| What to produce |
Write out all of the entries exactly, please.

| Entries provided |
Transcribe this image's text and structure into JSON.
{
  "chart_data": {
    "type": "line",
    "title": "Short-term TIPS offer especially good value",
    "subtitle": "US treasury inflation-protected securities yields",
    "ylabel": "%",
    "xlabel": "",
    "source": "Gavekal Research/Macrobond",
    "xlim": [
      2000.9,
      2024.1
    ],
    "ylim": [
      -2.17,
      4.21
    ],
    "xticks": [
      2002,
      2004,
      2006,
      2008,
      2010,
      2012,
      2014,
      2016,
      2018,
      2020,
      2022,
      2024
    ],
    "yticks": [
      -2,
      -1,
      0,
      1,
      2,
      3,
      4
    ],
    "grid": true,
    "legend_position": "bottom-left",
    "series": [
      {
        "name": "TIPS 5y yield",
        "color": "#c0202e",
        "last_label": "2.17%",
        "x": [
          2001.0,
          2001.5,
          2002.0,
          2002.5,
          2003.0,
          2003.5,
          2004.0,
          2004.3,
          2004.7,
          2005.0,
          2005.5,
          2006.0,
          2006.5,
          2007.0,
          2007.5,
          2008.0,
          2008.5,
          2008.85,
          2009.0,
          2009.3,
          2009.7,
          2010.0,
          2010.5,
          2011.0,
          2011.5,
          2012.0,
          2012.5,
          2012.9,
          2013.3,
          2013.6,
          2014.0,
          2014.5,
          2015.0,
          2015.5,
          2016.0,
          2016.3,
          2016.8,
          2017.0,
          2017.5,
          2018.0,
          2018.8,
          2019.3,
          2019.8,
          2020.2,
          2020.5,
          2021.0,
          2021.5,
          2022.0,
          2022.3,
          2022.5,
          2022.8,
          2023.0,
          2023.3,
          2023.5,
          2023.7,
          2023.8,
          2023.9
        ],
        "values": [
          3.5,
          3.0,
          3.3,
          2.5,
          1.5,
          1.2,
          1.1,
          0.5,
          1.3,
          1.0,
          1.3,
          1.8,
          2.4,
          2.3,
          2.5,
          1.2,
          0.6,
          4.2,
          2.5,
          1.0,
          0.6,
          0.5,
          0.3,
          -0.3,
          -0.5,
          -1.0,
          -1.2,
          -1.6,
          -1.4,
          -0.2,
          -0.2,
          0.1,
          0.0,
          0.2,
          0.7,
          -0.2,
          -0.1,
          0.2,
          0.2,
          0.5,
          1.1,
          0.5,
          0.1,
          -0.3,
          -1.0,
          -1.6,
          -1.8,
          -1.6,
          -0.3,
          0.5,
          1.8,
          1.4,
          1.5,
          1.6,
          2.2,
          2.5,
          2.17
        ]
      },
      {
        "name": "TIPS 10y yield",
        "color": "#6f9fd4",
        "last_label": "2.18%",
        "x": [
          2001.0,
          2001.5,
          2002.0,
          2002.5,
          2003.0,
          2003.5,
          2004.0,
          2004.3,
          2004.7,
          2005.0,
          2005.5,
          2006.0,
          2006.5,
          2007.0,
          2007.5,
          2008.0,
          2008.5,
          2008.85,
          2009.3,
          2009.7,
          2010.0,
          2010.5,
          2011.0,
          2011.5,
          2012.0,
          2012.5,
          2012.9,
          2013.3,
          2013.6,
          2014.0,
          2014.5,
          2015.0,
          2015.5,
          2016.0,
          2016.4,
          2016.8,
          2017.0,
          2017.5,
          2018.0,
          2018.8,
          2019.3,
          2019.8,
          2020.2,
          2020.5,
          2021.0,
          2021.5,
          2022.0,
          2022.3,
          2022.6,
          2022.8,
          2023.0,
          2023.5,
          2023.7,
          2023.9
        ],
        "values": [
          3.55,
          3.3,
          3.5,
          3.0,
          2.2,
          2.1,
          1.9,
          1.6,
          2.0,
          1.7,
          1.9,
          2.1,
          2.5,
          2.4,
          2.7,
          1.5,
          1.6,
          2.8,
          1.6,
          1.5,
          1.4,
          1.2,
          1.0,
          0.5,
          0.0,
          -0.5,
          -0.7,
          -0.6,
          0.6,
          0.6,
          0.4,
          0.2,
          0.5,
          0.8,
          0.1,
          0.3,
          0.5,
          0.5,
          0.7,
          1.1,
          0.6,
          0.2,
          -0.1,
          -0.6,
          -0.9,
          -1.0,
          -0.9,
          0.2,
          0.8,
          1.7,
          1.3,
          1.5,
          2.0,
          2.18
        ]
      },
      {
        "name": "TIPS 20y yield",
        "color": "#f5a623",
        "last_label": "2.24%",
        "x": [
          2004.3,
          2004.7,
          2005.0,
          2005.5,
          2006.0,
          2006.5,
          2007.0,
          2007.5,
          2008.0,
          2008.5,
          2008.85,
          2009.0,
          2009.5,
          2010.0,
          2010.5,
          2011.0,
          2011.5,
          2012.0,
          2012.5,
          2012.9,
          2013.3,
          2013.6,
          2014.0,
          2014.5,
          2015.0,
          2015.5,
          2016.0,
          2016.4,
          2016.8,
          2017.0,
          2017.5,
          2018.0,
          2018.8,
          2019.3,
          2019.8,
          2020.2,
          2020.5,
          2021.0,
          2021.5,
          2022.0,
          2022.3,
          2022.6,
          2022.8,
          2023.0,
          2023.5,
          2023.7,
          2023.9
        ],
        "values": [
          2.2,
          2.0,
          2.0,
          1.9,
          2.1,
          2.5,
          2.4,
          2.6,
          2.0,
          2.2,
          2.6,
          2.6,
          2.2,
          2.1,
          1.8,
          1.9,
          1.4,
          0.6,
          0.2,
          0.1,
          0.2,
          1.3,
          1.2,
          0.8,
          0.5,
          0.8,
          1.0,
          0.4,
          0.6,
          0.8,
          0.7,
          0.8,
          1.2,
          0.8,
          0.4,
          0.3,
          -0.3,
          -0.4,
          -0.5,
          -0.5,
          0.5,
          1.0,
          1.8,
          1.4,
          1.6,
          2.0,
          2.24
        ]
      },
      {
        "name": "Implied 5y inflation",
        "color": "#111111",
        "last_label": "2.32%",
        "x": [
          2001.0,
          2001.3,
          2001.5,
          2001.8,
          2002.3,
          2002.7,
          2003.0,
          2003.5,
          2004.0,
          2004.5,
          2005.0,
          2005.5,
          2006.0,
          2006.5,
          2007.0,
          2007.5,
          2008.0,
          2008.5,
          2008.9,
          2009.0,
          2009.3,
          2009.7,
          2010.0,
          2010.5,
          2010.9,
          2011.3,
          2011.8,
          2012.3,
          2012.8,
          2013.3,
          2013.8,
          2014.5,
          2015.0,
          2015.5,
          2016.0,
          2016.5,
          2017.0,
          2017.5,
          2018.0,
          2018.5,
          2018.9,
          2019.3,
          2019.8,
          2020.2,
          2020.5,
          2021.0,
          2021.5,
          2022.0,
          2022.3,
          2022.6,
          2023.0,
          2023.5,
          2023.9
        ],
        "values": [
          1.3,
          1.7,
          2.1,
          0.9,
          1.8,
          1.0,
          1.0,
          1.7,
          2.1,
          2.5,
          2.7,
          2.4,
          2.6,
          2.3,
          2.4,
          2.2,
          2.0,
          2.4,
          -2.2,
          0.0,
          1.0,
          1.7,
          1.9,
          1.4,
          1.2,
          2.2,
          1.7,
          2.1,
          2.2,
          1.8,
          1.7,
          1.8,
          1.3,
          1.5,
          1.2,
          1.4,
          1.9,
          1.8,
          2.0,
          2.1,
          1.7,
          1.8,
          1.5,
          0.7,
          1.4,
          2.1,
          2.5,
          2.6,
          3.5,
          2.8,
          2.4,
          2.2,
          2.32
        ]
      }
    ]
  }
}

| Response for this exercise |
Transcribe this image's text and structure into JSON.
{
  "chart_data": {
    "type": "line",
    "title": "Short-term TIPS offer especially good value",
    "subtitle": "US treasury inflation-protected securities yields",
    "ylabel": "%",
    "xlabel": "",
    "source": "Gavekal Research/Macrobond",
    "xlim": [
      2000.9,
      2024.1
    ],
    "ylim": [
      -2.17,
      4.21
    ],
    "xticks": [
      2002,
      2004,
      2006,
      2008,
      2010,
      2012,
      2014,
      2016,
      2018,
      2020,
      2022,
      2024
    ],
    "yticks": [
      -2,
      -1,
      0,
      1,
      2,
      3,
      4
    ],
    "grid": true,
    "legend_position": "bottom-left",
    "series": [
      {
        "name": "TIPS 5y yield",
        "color": "#c0202e",
        "last_label": "2.17%",
        "x": [
          2001.0,
          2001.5,
          2002.0,
          2002.5,
          2003.0,
          2003.5,
          2004.0,
          2004.3,
          2004.7,
          2005.0,
          2005.5,
          2006.0,
          2006.5,
          2007.0,
          2007.5,
          2008.0,
          2008.5,
          2008.85,
          2009.0,
          2009.3,
          2009.7,
          2010.0,
          2010.5,
          2011.0,
          2011.5,
          2012.0,
          2012.5,
          2012.9,
          2013.3,
          2013.6,
          2014.0,
          2014.5,
          2015.0,
          2015.5,
          2016.0,
          2016.3,
          2016.8,
          2017.0,
          2017.5,
          2018.0,
          2018.8,
          2019.3,
          2019.8,
          2020.2,
          2020.5,
          2021.0,
          2021.5,
          2022.0,
          2022.3,
          2022.5,
          2022.8,
          2023.0,
          2023.3,
          2023.5,
          2023.7,
          2023.8,
          2023.9
        ],
        "values": [
          3.5,
          3.0,
          3.3,
          2.5,
          1.5,
          1.2,
          1.1,
          0.5,
          1.3,
          1.0,
          1.3,
          1.8,
          2.4,
          2.3,
          2.5,
          1.2,
          0.6,
          4.2,
          2.5,
          1.0,
          0.6,
          0.5,
          0.3,
          -0.3,
          -0.5,
          -1.0,
          -1.2,
          -1.6,
          -1.4,
          -0.2,
          -0.2,
          0.1,
          0.0,
          0.2,
          0.7,
          -0.2,
          -0.1,
          0.2,
          0.2,
          0.5,
          1.1,
          0.5,
          0.1,
          -0.3,
          -1.0,
          -1.6,
          -1.8,
          -1.6,
          -0.3,
          0.5,
          1.8,
          1.4,
          1.5,
          1.6,
          2.2,
          2.5,
          2.17
        ]
      },
      {
        "name": "TIPS 10y yield",
        "color": "#6f9fd4",
        "last_label": "2.18%",
        "x": [
          2001.0,
          2001.5,
          2002.0,
          2002.5,
          2003.0,
          2003.5,
          2004.0,
          2004.3,
          2004.7,
          2005.0,
          2005.5,
          2006.0,
          2006.5,
          2007.0,
          2007.5,
          2008.0,
          2008.5,
          2008.85,
          2009.3,
          2009.7,
          2010.0,
          2010.5,
          2011.0,
          2011.5,
          2012.0,
          2012.5,
          2012.9,
          2013.3,
          2013.6,
          2014.0,
          2014.5,
          2015.0,
          2015.5,
          2016.0,
          2016.4,
          2016.8,
          2017.0,
          2017.5,
          2018.0,
          2018.8,
          2019.3,
          2019.8,
          2020.2,
          2020.5,
          2021.0,
          2021.5,
          2022.0,
          2022.3,
          2022.6,
          2022.8,
          2023.0,
          2023.5,
          2023.7,
          2023.9
        ],
        "values": [
          3.55,
          3.3,
          3.5,
          3.0,
          2.2,
          2.1,
          1.9,
          1.6,
          2.0,
          1.7,
          1.9,
          2.1,
          2.5,
          2.4,
          2.7,
          1.5,
          1.6,
          2.8,
          1.6,
          1.5,
          1.4,
          1.2,
          1.0,
          0.5,
          0.0,
          -0.5,
          -0.7,
          -0.6,
          0.6,
          0.6,
          0.4,
          0.2,
          0.5,
          0.8,
          0.1,
          0.3,
          0.5,
          0.5,
          0.7,
          1.1,
          0.6,
          0.2,
          -0.1,
          -0.6,
          -0.9,
          -1.0,
          -0.9,
          0.2,
          0.8,
          1.7,
          1.3,
          1.5,
          2.0,
          2.18
        ]
      },
      {
        "name": "TIPS 20y yield",
        "color": "#f5a623",
        "last_label": "2.24%",
        "x": [
          2004.3,
          2004.7,
          2005.0,
          2005.5,
          2006.0,
          2006.5,
          2007.0,
          2007.5,
          2008.0,
          2008.5,
          2008.85,
          2009.0,
          2009.5,
          2010.0,
          2010.5,
          2011.0,
          2011.5,
          2012.0,
          2012.5,
          2012.9,
          2013.3,
          2013.6,
          2014.0,
          2014.5,
          2015.0,
          2015.5,
          2016.0,
          2016.4,
          2016.8,
          2017.0,
          2017.5,
          2018.0,
          2018.8,
          2019.3,
          2019.8,
          2020.2,
          2020.5,
          2021.0,
          2021.5,
          2022.0,
          2022.3,
          2022.6,
          2022.8,
          2023.0,
          2023.5,
          2023.7,
          2023.9
        ],
        "values": [
          2.2,
          2.0,
          2.0,
          1.9,
          2.1,
          2.5,
          2.4,
          2.6,
          2.0,
          2.2,
          2.6,
          2.6,
          2.2,
          2.1,
          1.8,
          1.9,
          1.4,
          0.6,
          0.2,
          0.1,
          0.2,
          1.3,
          1.2,
          0.8,
          0.5,
          0.8,
          1.0,
          0.4,
          0.6,
          0.8,
          0.7,
          0.8,
          1.2,
          0.8,
          0.4,
          0.3,
          -0.3,
          -0.4,
          -0.5,
          -0.5,
          0.5,
          1.0,
          1.8,
          1.4,
          1.6,
          2.0,
          2.24
        ]
      },
      {
        "name": "Implied 5y inflation",
        "color": "#111111",
        "last_label": "2.32%",
        "x": [
          2001.0,
          2001.3,
          2001.5,
          2001.8,
          2002.3,
          2002.7,
          2003.0,
          2003.5,
          2004.0,
          2004.5,
          2005.0,
          2005.5,
          2006.0,
          2006.5,
          2007.0,
          2007.5,
          2008.0,
          2008.5,
          2008.9,
          2009.0,
          2009.3,
          2009.7,
          2010.0,
          2010.5,
          2010.9,
          2011.3,
          2011.8,
          2012.3,
          2012.8,
          2013.3,
          2013.8,
          2014.5,
          2015.0,
          2015.5,
          2016.0,
          2016.5,
          2017.0,
          2017.5,
          2018.0,
          2018.5,
          2018.9,
          2019.3,
          2019.8,
          2020.2,
          2020.5,
          2021.0,
          2021.5,
          2022.0,
          2022.3,
          2022.6,
          2023.0,
          2023.5,
          2023.9
        ],
        "values": [
          1.3,
          1.7,
          2.1,
          0.9,
          1.8,
          1.0,
          1.0,
          1.7,
          2.1,
          2.5,
          2.7,
          2.4,
          2.6,
          2.3,
          2.4,
          2.2,
          2.0,
          2.4,
          -2.2,
          0.0,
          1.0,
          1.7,
          1.9,
          1.4,
          1.2,
          2.2,
          1.7,
          2.1,
          2.2,
          1.8,
          1.7,
          1.8,
          1.3,
          1.5,
          1.2,
          1.4,
          1.9,
          1.8,
          2.0,
          2.1,
          1.7,
          1.8,
          1.5,
          0.7,
          1.4,
          2.1,
          2.5,
          2.6,
          3.5,
          2.8,
          2.4,
          2.2,
          2.32
        ]
      }
    ]
  }
}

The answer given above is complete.